(Data entries)
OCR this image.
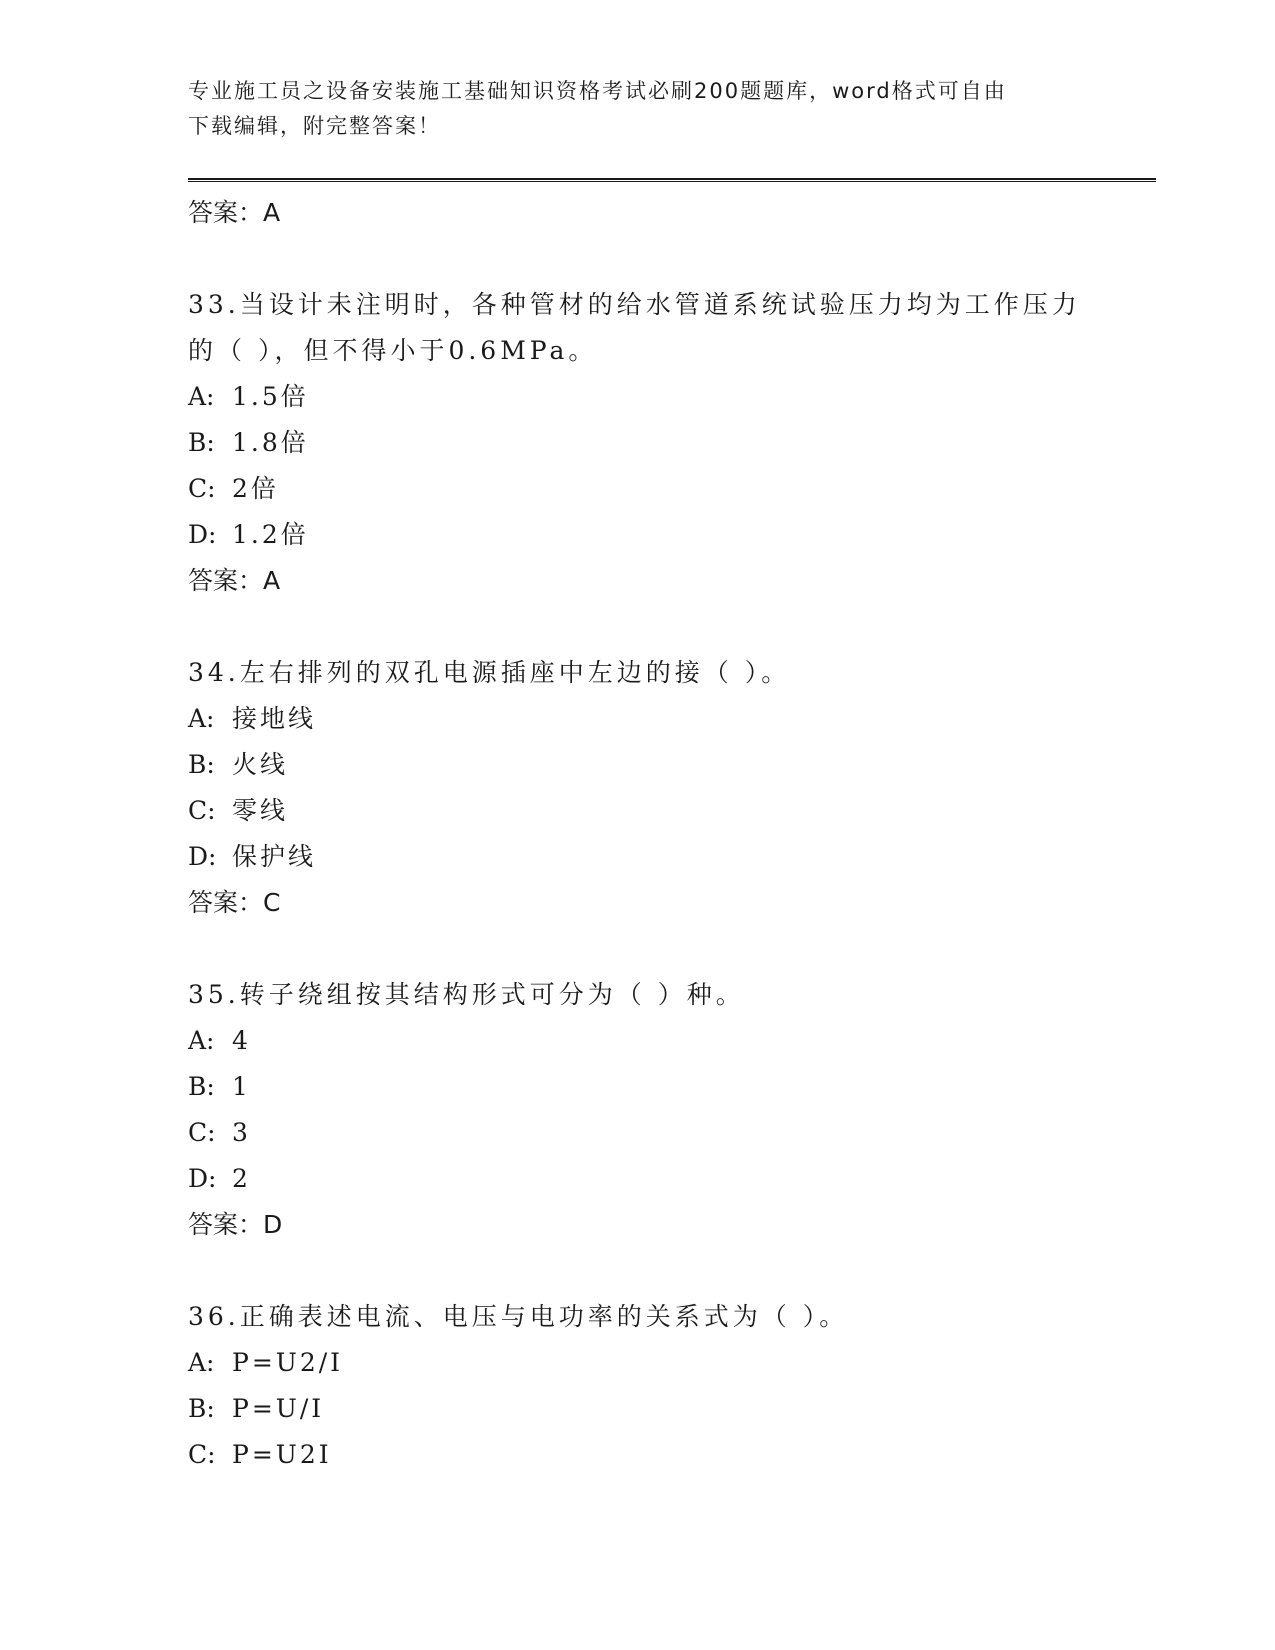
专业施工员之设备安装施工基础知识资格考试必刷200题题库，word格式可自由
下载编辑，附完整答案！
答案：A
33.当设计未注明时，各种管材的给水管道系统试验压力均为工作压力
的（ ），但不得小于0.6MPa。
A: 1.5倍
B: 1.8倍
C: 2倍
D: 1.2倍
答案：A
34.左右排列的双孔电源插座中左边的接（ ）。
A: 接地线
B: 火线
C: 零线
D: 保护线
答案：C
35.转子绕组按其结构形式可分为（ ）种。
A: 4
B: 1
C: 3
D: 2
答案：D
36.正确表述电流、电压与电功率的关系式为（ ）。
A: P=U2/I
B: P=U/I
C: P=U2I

◆ Set exercise
Leave the pictures out and copy the rest of the data exactly.

◆ Worked answer
OCR this image.
专业施工员之设备安装施工基础知识资格考试必刷200题题库，word格式可自由
下载编辑，附完整答案！
答案：A
33.当设计未注明时，各种管材的给水管道系统试验压力均为工作压力
的（ ），但不得小于0.6MPa。
A: 1.5倍
B: 1.8倍
C: 2倍
D: 1.2倍
答案：A
34.左右排列的双孔电源插座中左边的接（ ）。
A: 接地线
B: 火线
C: 零线
D: 保护线
答案：C
35.转子绕组按其结构形式可分为（ ）种。
A: 4
B: 1
C: 3
D: 2
答案：D
36.正确表述电流、电压与电功率的关系式为（ ）。
A: P=U2/I
B: P=U/I
C: P=U2I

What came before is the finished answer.